> Blok Teks:
··········
Pertama, Perkawinan tidak lagi
hanya dilihat sebagai hubungan jasmani saja tetapi juga merupakan hubungan
batin. Pergeseran ini mengesankan perkawinan yang selama ini hanya sebatas
ikatan jasmani ternyata juga mengandung aspek yang lebih substansial dan
berdimensi jangka panjang. Ikatan yang didasarkan pada hubungan jasmani itu
berdampak pada masa pendek sedangkan ikatan batin itu lebih jauh.
Kedua, dalam UU No. 1/1974
tujaun perkawinan juga dieksplisitkan dengan kata bahagia. Pada akhirnya
perkawinan dimaksudkan agar setiap manusia baik laki-laki ataupun permpuan
dapat memperoleh kebahagian. Dengan demikian dalam UU Perkawinan No.1/1974
perkawinan tidak hanya dilihat dari segi hukum formal tapi juga dilihat dari
sifat sosial sebuah perkawinan untuk membentuk keluarga. Sedangkan dalam fiqih
tujuan perkawinan tidak dicantumpakn.
Bab II
Rukun dan Syarat Perkawinan
Menurut
Jumhur Ulama rukun perkawinan ada lima dan masing-masing rukun itu memiliki
syarat-syarat tertentu. Untuk memudahkan pembahasan maka uraian rukun
perkawinan :
1.
Calon
suami
2.
Calon
istri
3.
Wali
Nikah
4.
Saksi
Nikah
5.
Ijab
dan Qabul
Perspektif UU No.1/1974
Berbeda denga perspektif Fiqih,
UU No.1/1974 tidak mengenal adanya rukun perkawinan. Tampaknya UUP hanya memuat
hal- hal yang berkenaan dengan syarat-syarat perkawinan. Didalam Bab Ii 6
ditentukan syarat-syarat perkawinan sebagai berikut:
1.
Perkawinan
harus didasarkan atas persetujuan kedua calon mempelai.
2.
Untuk
melangsungkan perkawinan seorang yang belum setahun harus mendapat izin kedua
orang.
3.
Dalam
hal salah seorang dari kedua orang tua telah meninggal atau dalam keadaan tidak
mampu menyatakan kehendaknya, maka izin dimaksud ayat (2) pasal ini cukup
diperoleh dari orang tua yang mampu menyatakan kehendaknya.
4.
Dalam
hal kedua orang tua telah meninggal dunia atau dalam keadaan tidak mampu untuk
menyatakan kehendaknya maka izin diperoleh dari wali, orang yang memelihara
atau keluarga yang mempunyai hubungan keluarga yang mempunyai hubungan darah
dalam garis keturunan lurus ke atas selama mereka masih hidup dan dalam keadaan
dapat menyatakan kehendaknya.
5.
Dalam
hal ada perbedaaan pendapat antara orang-orang yang disebut dalam ayat(2), (3)
··········
> Data Tersedia:
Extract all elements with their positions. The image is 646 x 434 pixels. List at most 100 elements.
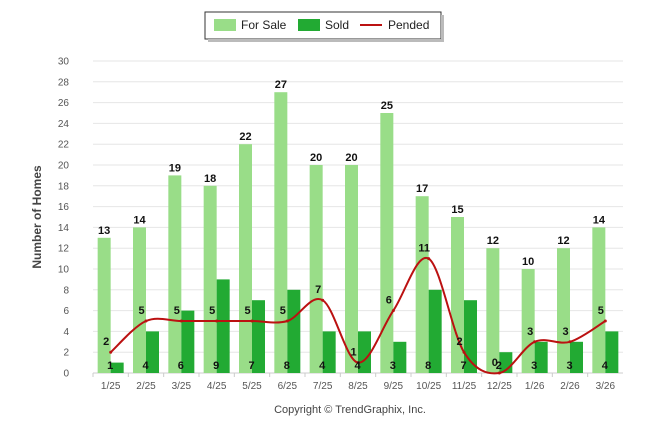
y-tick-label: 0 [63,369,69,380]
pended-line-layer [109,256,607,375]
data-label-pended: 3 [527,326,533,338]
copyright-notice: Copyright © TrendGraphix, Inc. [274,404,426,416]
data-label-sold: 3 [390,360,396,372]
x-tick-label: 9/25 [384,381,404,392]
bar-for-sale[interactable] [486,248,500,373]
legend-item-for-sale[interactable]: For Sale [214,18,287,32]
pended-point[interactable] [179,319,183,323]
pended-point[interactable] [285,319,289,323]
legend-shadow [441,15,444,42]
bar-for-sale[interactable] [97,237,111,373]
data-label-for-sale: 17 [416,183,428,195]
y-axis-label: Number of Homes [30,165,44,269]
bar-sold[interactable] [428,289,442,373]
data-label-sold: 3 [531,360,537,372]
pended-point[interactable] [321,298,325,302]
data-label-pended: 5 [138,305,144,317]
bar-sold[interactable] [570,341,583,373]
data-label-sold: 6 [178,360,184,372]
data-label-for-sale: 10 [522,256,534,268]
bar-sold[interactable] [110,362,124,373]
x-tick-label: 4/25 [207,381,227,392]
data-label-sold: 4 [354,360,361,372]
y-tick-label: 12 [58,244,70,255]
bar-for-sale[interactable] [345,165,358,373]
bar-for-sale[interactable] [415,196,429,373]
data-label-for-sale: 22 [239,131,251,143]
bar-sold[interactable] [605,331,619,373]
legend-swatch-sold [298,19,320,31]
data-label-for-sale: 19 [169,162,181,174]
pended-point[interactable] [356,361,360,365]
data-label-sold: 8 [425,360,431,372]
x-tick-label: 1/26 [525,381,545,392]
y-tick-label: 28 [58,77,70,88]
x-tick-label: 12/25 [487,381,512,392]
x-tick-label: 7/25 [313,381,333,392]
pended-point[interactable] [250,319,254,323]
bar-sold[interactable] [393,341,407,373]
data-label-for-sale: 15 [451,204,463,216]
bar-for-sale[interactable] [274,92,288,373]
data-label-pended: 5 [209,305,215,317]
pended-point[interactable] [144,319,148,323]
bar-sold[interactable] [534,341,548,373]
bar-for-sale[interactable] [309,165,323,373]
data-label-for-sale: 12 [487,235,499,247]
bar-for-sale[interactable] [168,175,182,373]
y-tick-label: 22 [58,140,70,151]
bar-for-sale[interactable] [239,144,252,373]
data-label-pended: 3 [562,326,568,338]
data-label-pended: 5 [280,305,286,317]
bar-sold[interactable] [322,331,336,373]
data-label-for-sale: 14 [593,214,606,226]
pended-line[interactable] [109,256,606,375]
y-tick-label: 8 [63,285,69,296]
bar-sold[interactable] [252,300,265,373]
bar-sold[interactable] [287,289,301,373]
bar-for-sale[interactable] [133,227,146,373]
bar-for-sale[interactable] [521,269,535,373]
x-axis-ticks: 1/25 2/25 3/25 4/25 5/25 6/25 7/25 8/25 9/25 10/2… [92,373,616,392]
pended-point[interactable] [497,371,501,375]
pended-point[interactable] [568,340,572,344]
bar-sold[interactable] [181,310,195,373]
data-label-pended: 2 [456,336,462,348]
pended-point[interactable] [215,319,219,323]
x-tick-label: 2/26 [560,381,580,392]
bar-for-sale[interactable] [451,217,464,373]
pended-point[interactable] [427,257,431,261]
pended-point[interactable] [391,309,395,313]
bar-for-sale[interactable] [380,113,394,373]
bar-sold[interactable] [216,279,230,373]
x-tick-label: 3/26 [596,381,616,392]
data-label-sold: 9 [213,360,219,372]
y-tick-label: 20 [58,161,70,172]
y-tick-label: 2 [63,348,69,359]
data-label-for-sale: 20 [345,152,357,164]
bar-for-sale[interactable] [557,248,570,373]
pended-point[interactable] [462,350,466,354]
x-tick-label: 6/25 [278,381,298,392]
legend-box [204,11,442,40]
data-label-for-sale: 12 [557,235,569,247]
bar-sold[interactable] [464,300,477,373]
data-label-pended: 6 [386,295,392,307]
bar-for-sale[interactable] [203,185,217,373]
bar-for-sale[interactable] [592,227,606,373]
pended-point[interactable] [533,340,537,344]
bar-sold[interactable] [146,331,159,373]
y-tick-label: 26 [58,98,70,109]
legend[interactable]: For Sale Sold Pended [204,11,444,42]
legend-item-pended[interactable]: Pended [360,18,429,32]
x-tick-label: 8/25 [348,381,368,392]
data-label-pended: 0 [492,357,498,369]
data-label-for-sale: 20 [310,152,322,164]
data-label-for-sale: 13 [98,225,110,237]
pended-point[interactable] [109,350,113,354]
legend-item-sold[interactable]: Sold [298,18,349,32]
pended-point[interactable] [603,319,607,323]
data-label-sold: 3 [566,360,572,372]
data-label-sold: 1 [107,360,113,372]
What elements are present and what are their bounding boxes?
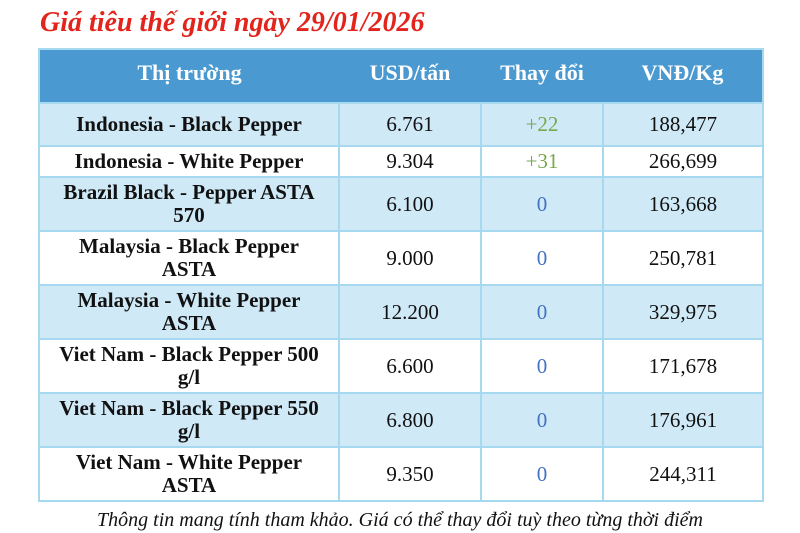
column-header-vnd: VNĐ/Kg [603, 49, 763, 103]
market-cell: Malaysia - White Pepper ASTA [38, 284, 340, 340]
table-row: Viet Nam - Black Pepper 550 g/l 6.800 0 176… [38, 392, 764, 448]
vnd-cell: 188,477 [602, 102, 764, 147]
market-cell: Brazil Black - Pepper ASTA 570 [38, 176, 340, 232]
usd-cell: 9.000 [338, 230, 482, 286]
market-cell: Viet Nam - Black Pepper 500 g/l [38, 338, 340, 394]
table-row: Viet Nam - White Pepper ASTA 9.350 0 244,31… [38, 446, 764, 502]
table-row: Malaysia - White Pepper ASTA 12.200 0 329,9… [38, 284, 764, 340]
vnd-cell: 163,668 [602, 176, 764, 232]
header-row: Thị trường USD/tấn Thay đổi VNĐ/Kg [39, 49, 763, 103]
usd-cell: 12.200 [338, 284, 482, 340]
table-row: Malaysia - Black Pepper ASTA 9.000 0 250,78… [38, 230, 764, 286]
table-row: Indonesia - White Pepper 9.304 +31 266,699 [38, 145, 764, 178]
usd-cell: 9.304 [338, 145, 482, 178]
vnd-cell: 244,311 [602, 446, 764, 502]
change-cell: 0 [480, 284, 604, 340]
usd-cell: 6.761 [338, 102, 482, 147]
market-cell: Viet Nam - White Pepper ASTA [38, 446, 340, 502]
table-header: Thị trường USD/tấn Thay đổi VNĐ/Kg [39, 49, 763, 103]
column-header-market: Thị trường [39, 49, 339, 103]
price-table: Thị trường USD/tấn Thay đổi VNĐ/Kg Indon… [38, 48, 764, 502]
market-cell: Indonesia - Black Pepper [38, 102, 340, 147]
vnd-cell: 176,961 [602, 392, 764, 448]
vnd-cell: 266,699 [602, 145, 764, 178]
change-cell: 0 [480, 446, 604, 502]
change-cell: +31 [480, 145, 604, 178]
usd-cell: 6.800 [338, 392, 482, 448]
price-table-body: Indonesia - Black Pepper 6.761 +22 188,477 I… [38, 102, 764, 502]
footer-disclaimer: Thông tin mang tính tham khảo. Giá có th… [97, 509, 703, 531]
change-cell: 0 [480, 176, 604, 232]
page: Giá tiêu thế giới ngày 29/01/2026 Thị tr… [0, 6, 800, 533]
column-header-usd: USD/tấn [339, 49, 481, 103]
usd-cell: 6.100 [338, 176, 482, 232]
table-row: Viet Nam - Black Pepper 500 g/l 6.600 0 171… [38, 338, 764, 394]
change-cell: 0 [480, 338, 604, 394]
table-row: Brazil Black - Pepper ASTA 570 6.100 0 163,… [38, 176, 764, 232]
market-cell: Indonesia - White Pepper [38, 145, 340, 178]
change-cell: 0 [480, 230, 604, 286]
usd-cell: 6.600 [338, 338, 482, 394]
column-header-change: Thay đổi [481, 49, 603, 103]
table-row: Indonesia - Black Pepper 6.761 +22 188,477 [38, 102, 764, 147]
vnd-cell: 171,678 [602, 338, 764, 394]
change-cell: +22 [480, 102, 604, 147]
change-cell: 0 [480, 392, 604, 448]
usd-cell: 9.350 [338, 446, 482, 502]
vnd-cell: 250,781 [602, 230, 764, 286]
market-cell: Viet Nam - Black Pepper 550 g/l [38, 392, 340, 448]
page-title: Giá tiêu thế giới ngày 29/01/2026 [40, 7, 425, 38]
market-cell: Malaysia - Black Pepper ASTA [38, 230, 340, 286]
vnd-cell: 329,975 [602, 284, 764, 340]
··········
> Sasaran Tugas:
- 1) Dalam teks tentang perkawinan, berapa jumlah rukun perkawinan menurut Jumhur Ulama?
- 2) Tulis ulang paragraf dalam teks tentang perkawinan yang diawali "Pertama, Perkawinan tidak lagi" dalam bentuk daftar singkat tanpa menghilangkan fakta utamanya.
- 3) Ringkaslah teks tentang perkawinan dalam tiga kalimat.

> Jawaban Tersedia:
- 1) Lima.

- 2)
- Perkawinan tidak lagi dipandang hanya sebagai hubungan jasmani, tetapi juga sebagai hubungan batin.
- Dengan pergeseran ini, perkawinan ternyata mengandung aspek yang lebih substansial dan berdimensi jangka panjang.
- Ikatan yang didasarkan pada hubungan jasmani berdampak dalam jangka pendek.
- Ikatan batin berdampak lebih jauh.

- 3) Perkawinan tidak lagi dilihat hanya sebagai hubungan jasmani, tetapi juga sebagai hubungan batin, dan UU No. 1/1974 secara eksplisit menyebut kebahagiaan sebagai tujuan perkawinan, sedangkan fiqih tidak mencantumkan tujuan tersebut. Menurut Jumhur Ulama, perkawinan memiliki lima rukun, yaitu calon suami, calon istri, wali nikah, saksi nikah, serta ijab dan qabul. Berbeda dengan fiqih, UU No. 1/1974 tidak mengenal rukun perkawinan dan hanya memuat syarat-syarat perkawinan, antara lain bahwa perkawinan harus didasarkan atas persetujuan kedua calon mempelai.